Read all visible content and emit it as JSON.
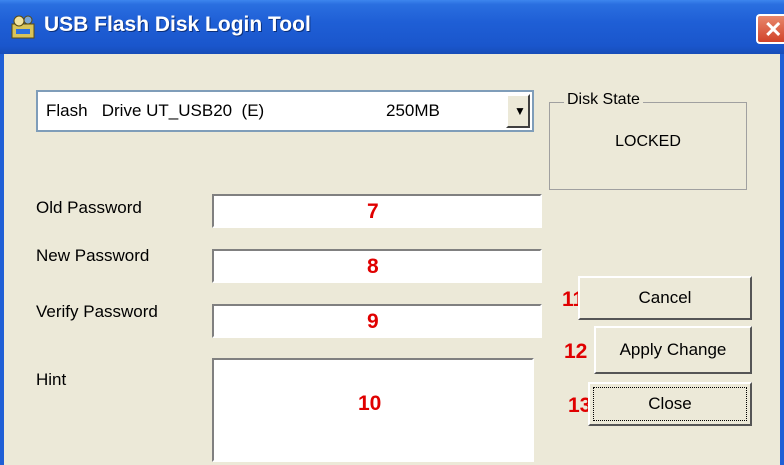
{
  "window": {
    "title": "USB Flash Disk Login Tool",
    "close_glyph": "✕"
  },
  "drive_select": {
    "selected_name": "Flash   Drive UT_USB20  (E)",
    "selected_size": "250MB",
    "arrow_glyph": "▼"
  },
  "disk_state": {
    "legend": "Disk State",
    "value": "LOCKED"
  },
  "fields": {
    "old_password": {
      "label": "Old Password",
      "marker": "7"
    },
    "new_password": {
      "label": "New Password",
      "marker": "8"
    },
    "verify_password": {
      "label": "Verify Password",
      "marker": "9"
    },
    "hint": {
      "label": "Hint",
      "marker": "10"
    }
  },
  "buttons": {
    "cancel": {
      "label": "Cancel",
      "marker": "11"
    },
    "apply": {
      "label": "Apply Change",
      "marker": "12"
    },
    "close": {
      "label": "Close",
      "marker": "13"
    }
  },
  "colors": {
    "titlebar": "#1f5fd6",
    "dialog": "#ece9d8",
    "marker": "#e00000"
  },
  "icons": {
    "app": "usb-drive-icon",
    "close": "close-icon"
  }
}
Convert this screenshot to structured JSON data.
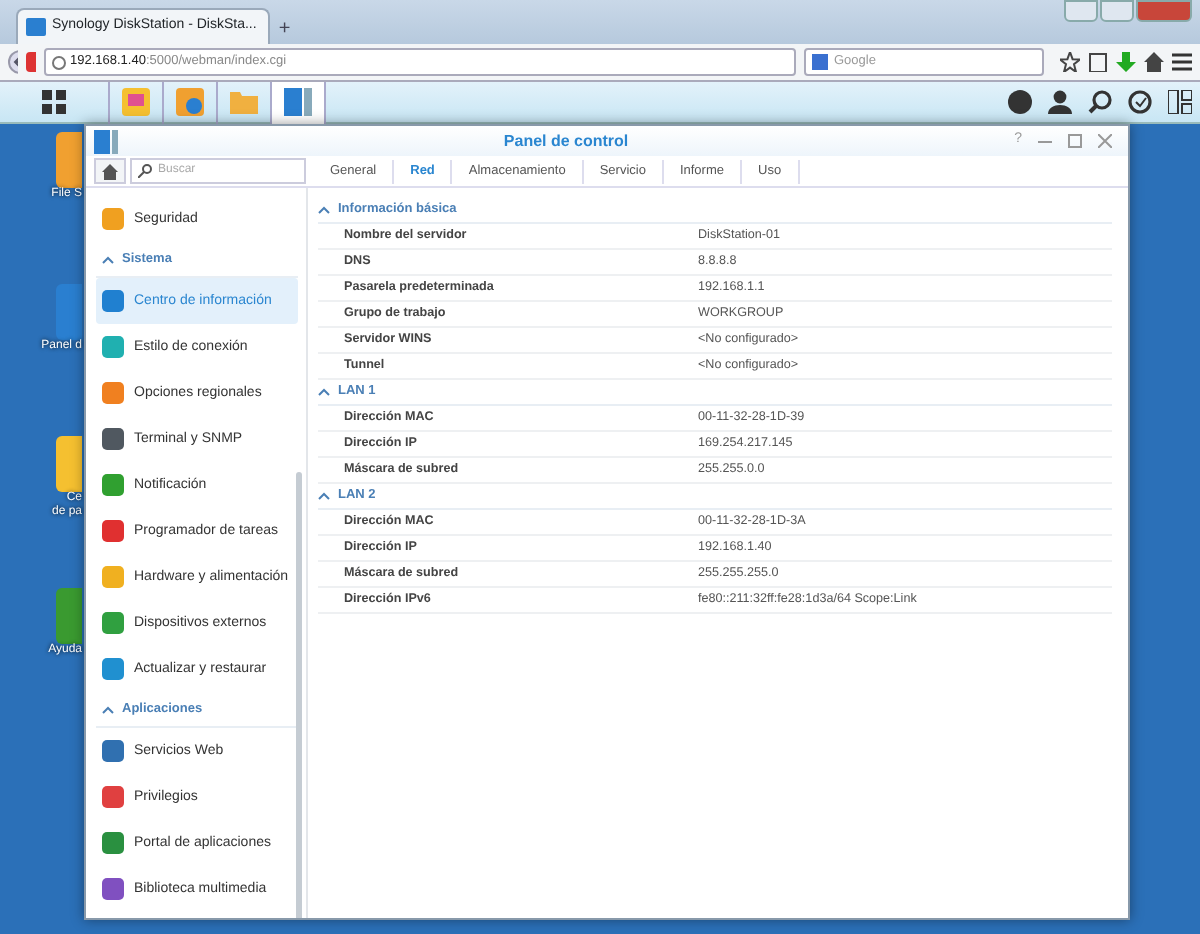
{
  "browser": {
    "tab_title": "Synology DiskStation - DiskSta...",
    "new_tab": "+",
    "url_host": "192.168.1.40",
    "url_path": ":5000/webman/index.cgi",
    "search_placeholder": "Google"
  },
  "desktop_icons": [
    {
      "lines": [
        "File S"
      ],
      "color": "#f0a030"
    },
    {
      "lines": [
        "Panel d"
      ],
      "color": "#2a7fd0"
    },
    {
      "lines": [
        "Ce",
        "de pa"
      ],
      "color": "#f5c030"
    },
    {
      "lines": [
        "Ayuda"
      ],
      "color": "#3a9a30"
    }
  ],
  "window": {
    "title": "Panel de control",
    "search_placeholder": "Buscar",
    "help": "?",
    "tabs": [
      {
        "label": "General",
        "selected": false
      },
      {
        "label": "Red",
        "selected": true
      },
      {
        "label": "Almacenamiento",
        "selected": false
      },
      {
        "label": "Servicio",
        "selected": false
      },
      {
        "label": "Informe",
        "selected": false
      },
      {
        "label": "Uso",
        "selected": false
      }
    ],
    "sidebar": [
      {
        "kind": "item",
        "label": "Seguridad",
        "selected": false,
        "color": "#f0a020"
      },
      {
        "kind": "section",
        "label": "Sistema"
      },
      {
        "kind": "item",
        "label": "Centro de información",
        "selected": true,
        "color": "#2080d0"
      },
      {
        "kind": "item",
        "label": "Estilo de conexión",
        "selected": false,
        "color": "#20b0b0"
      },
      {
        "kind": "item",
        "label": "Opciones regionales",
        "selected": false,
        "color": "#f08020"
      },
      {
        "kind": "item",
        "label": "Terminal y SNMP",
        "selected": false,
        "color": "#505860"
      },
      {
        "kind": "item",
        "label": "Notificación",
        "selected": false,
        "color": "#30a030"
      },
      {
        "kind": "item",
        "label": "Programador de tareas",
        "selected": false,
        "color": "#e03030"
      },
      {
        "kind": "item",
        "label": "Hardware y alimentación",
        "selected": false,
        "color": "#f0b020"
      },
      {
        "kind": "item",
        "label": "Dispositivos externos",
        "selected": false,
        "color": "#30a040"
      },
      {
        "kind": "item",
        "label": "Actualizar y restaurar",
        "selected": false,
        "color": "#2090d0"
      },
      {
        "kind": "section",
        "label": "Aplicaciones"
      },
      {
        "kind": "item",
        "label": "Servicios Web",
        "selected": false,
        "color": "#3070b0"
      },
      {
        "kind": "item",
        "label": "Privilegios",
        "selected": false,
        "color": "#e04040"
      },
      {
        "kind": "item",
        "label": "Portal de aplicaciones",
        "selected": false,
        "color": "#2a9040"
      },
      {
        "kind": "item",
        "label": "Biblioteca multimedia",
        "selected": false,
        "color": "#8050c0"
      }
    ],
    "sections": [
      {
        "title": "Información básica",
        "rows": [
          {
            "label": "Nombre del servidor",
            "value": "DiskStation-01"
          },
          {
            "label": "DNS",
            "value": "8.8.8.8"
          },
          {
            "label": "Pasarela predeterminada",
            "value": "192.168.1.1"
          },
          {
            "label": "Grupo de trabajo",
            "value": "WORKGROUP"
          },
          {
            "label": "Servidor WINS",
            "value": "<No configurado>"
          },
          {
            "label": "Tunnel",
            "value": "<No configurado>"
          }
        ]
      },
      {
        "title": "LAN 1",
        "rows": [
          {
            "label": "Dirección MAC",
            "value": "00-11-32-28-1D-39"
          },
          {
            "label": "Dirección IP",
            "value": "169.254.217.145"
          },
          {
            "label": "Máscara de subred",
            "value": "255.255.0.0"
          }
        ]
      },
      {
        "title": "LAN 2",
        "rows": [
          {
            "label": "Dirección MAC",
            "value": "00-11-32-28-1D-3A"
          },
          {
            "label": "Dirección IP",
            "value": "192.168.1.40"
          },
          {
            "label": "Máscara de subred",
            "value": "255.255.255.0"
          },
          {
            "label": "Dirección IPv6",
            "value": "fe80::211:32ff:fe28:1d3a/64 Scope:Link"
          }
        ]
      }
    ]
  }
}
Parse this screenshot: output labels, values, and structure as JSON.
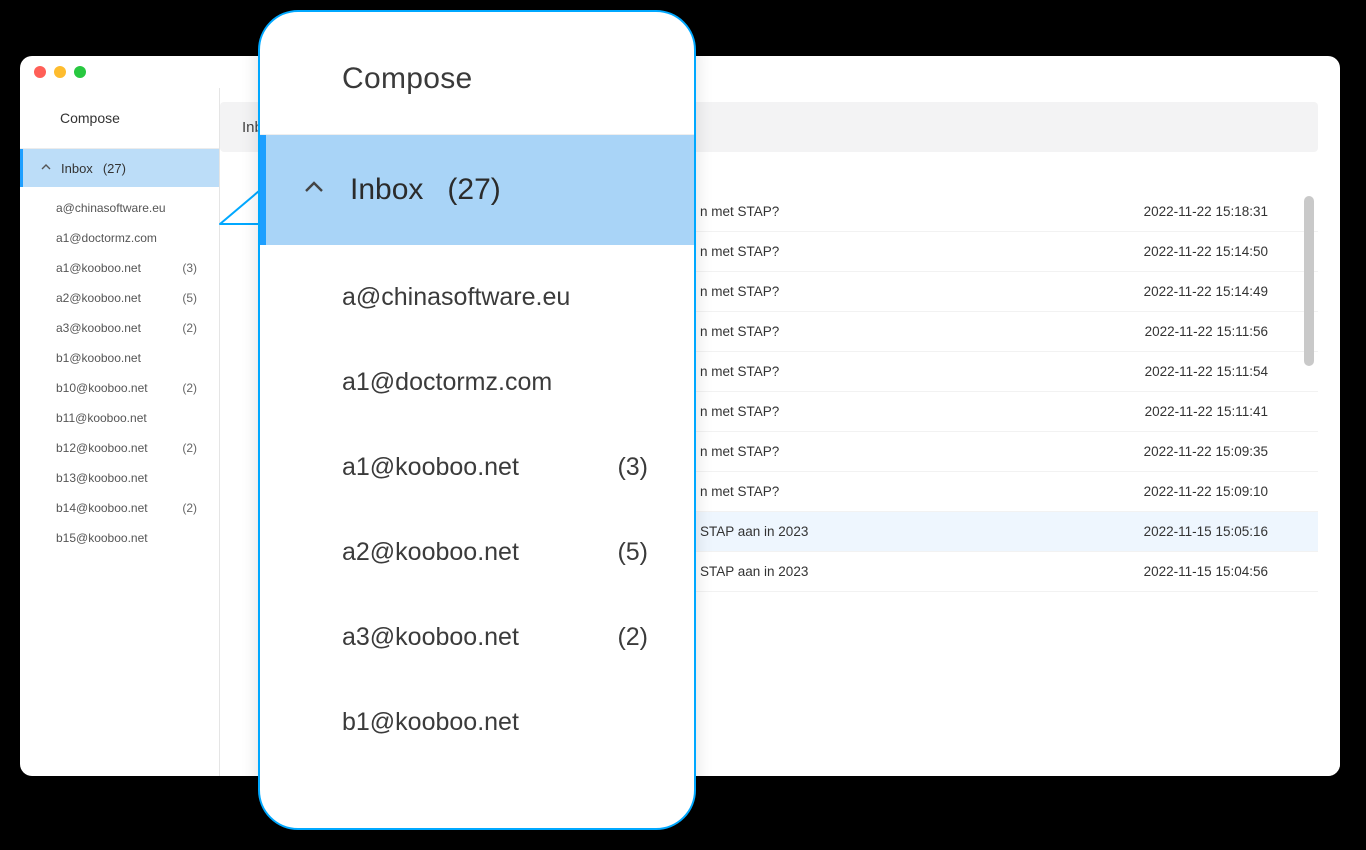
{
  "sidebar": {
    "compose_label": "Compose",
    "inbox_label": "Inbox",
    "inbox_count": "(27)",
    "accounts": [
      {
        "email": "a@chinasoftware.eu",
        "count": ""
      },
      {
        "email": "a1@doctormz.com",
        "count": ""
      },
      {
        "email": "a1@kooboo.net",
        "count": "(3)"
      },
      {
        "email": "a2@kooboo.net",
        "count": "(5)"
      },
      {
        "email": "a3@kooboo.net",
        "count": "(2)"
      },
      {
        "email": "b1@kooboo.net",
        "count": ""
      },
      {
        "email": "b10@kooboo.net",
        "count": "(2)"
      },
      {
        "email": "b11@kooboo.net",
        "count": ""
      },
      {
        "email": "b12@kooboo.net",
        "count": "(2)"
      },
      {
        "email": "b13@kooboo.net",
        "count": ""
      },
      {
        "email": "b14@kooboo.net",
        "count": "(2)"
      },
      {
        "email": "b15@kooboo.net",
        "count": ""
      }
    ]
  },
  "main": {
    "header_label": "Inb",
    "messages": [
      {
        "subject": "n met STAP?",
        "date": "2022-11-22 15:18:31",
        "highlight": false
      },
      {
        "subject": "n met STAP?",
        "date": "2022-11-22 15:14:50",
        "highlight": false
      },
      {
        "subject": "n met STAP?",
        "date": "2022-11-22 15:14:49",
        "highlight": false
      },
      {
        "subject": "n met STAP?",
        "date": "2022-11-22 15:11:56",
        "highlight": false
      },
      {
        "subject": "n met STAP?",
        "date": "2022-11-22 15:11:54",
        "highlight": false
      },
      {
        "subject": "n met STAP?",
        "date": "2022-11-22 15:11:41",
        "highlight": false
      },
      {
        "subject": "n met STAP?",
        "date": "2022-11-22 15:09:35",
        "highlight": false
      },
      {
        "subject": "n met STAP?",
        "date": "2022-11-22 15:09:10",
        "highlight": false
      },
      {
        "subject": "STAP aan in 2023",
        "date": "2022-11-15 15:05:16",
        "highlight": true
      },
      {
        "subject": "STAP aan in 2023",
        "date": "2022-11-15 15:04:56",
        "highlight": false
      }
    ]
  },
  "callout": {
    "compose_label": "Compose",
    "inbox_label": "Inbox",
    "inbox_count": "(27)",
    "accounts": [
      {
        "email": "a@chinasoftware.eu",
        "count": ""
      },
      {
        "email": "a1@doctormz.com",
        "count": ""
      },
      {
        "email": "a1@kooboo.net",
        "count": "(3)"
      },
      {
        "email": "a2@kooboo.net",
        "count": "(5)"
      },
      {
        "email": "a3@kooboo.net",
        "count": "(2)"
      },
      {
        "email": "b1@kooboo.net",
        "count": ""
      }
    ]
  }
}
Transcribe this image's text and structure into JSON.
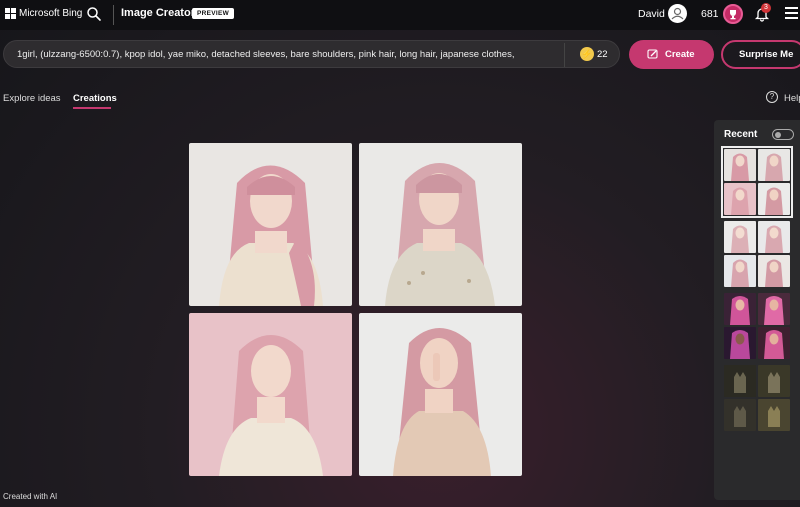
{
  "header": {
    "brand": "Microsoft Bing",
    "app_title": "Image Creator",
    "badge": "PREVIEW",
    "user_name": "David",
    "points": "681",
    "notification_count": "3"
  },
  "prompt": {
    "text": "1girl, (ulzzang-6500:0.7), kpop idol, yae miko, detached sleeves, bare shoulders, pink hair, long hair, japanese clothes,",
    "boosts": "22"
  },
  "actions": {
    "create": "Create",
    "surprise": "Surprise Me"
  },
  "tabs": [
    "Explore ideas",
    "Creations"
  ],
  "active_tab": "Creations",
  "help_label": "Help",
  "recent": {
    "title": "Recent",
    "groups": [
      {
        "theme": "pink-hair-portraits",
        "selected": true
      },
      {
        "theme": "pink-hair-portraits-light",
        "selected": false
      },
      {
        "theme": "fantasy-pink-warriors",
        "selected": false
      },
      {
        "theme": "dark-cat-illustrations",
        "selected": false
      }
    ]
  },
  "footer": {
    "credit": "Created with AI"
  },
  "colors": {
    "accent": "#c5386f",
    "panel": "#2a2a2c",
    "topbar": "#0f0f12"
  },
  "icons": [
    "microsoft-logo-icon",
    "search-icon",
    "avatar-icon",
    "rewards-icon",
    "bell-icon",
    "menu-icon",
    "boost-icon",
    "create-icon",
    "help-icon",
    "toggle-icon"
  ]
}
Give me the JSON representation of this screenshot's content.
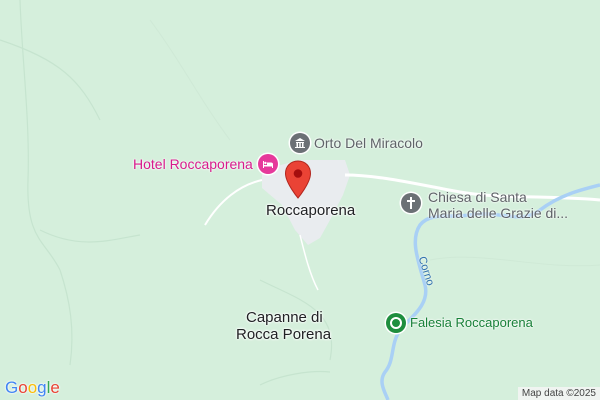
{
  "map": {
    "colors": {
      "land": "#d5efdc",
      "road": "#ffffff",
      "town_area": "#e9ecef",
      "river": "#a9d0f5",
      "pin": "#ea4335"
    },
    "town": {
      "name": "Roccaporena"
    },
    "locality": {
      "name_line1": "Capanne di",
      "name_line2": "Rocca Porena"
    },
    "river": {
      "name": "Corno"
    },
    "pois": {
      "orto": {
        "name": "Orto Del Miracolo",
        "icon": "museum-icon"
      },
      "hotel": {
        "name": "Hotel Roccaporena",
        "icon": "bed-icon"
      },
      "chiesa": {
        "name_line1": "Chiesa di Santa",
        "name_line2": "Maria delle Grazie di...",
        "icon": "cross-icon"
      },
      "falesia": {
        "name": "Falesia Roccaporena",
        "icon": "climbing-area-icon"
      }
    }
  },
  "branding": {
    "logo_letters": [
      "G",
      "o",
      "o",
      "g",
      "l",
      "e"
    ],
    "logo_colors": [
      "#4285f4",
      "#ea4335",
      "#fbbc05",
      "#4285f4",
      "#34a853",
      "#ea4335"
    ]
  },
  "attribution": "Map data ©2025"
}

++++++++++++++++++++

## Stated exercise
Reproduce each line holding the word "this".

## Response below
Convert this screenshot to structured JSON data.
Parse this screenshot: output labels, values, and structure as JSON.
Transcribe this image's text and structure into JSON.
Give me the JSON representation of this screenshot's content.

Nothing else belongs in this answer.